-- Exercise description --
Answer with a single number: the count of lines that hold "does".

Data entries:
▼

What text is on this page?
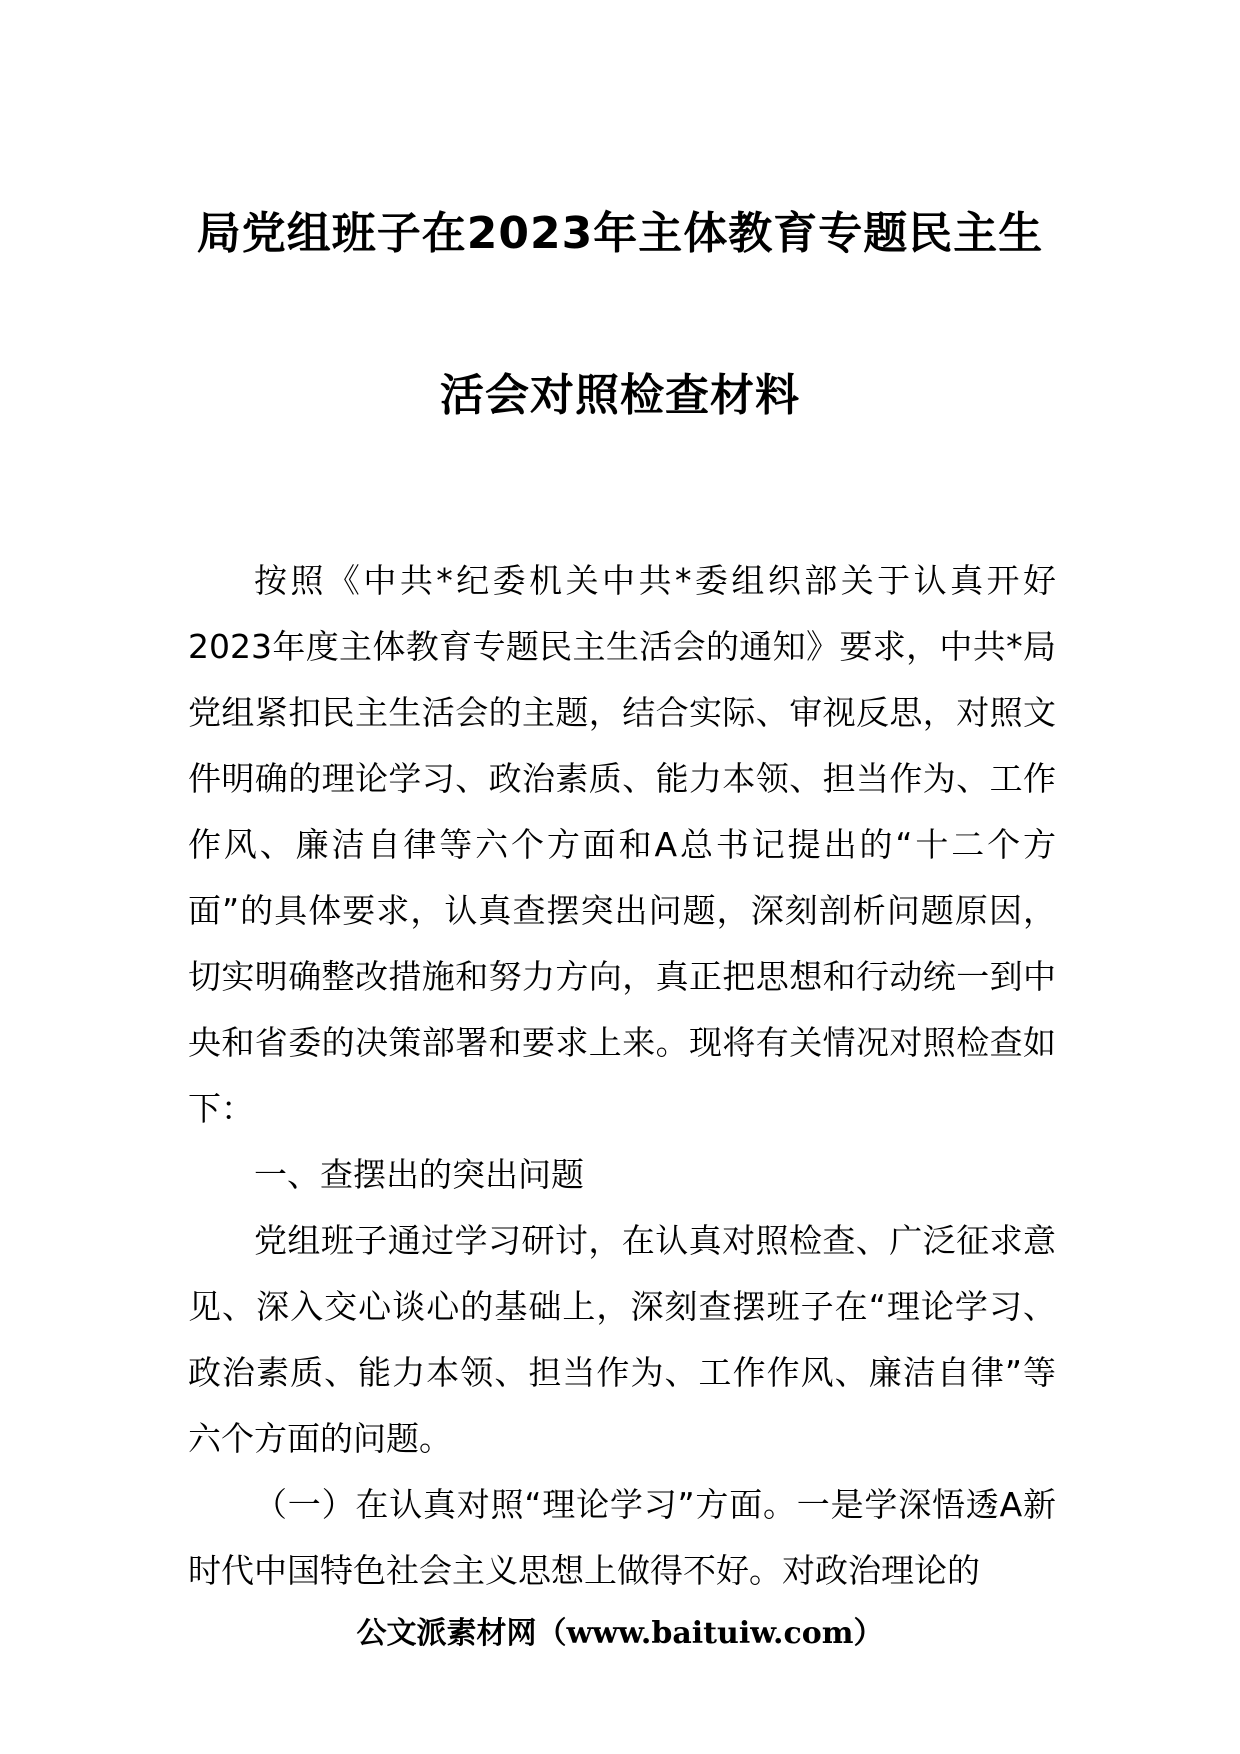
局党组班子在2023年主体教育专题民主生
活会对照检查材料

按照《中共*纪委机关中共*委组织部关于认真开好2023年度主体教育专题民主生活会的通知》要求，中共*局党组紧扣民主生活会的主题，结合实际、审视反思，对照文件明确的理论学习、政治素质、能力本领、担当作为、工作作风、廉洁自律等六个方面和A总书记提出的“十二个方面”的具体要求，认真查摆突出问题，深刻剖析问题原因，切实明确整改措施和努力方向，真正把思想和行动统一到中央和省委的决策部署和要求上来。现将有关情况对照检查如下：

一、查摆出的突出问题

党组班子通过学习研讨，在认真对照检查、广泛征求意见、深入交心谈心的基础上，深刻查摆班子在“理论学习、政治素质、能力本领、担当作为、工作作风、廉洁自律”等六个方面的问题。

（一）在认真对照“理论学习”方面。一是学深悟透A新时代中国特色社会主义思想上做得不好。对政治理论的

公文派素材网（www.baituiw.com）
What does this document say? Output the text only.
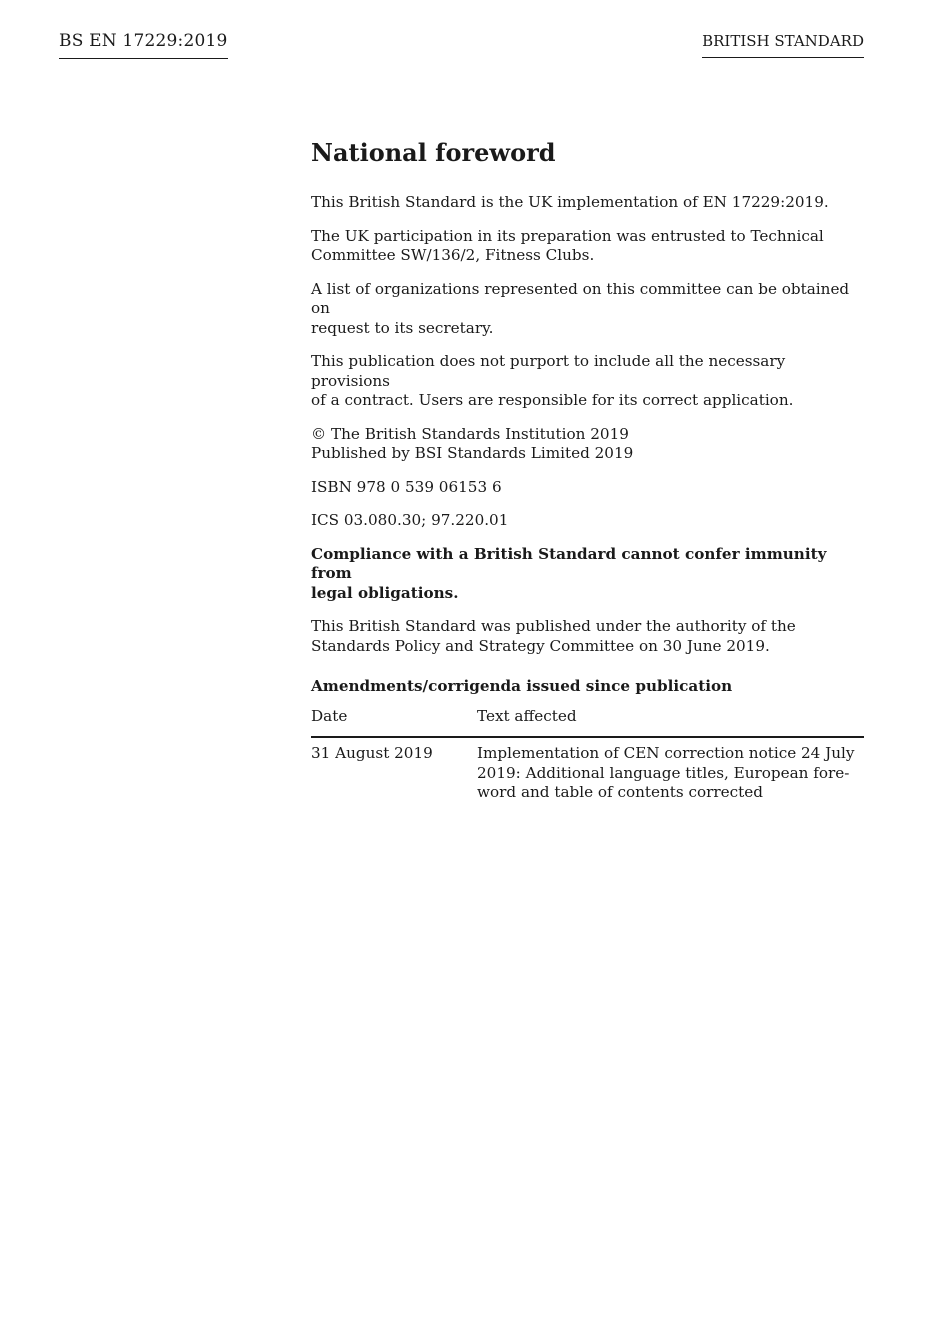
BS EN 17229:2019	BRITISH STANDARD
National foreword

This British Standard is the UK implementation of EN 17229:2019.

The UK participation in its preparation was entrusted to Technical
Committee SW/136/2, Fitness Clubs.

A list of organizations represented on this committee can be obtained on
request to its secretary.

This publication does not purport to include all the necessary provisions
of a contract. Users are responsible for its correct application.

© The British Standards Institution 2019
Published by BSI Standards Limited 2019

ISBN 978 0 539 06153 6

ICS 03.080.30; 97.220.01

Compliance with a British Standard cannot confer immunity from
legal obligations.

This British Standard was published under the authority of the
Standards Policy and Strategy Committee on 30 June 2019.

Amendments/corrigenda issued since publication
Date	Text affected
31 August 2019	Implementation of CEN correction notice 24 July
2019: Additional language titles, European fore-
word and table of contents corrected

▲

-- Answer for this exercise --
2